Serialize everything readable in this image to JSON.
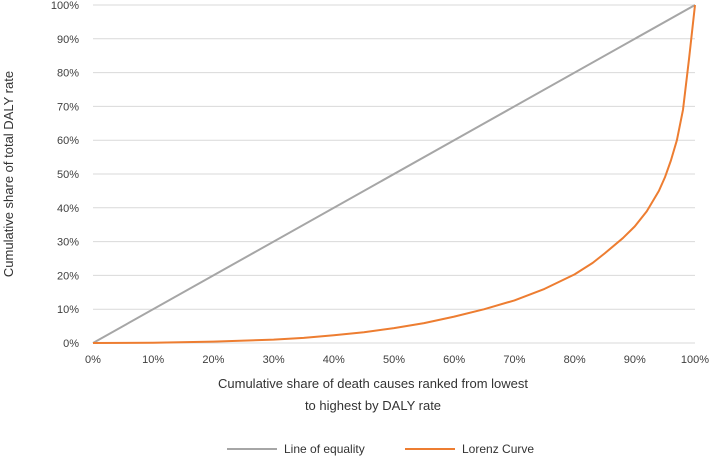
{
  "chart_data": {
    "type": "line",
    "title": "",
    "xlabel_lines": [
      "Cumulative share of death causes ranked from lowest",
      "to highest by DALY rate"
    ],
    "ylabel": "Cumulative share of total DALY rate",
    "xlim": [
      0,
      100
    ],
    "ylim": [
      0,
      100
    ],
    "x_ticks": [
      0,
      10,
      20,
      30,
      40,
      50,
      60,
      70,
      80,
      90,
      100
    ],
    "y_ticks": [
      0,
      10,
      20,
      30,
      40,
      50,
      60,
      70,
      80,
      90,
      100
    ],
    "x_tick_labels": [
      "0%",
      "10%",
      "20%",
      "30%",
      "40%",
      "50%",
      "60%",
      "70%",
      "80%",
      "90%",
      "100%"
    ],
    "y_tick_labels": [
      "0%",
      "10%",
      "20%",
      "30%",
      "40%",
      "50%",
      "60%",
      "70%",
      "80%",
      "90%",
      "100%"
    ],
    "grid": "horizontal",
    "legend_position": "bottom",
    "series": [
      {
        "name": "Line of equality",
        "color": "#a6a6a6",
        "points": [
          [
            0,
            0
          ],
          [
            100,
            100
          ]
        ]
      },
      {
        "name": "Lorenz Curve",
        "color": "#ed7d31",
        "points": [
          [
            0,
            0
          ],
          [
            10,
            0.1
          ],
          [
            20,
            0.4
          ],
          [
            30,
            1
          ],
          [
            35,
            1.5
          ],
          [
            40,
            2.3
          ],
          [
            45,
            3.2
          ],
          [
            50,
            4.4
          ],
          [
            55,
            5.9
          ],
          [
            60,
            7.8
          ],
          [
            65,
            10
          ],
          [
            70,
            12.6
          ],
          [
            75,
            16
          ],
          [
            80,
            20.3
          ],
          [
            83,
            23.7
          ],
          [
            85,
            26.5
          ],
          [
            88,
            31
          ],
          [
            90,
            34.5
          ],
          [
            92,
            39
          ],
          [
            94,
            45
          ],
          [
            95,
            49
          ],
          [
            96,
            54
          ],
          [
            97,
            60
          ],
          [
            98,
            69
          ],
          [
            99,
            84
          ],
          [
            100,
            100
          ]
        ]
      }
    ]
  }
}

*THE EXERCISE*:
Extract each line from the entries above that contains the string "Cumulative".

*ANSWER IN FULL*:
      "Cumulative share of death causes ranked from lowest",
    "ylabel": "Cumulative share of total DALY rate",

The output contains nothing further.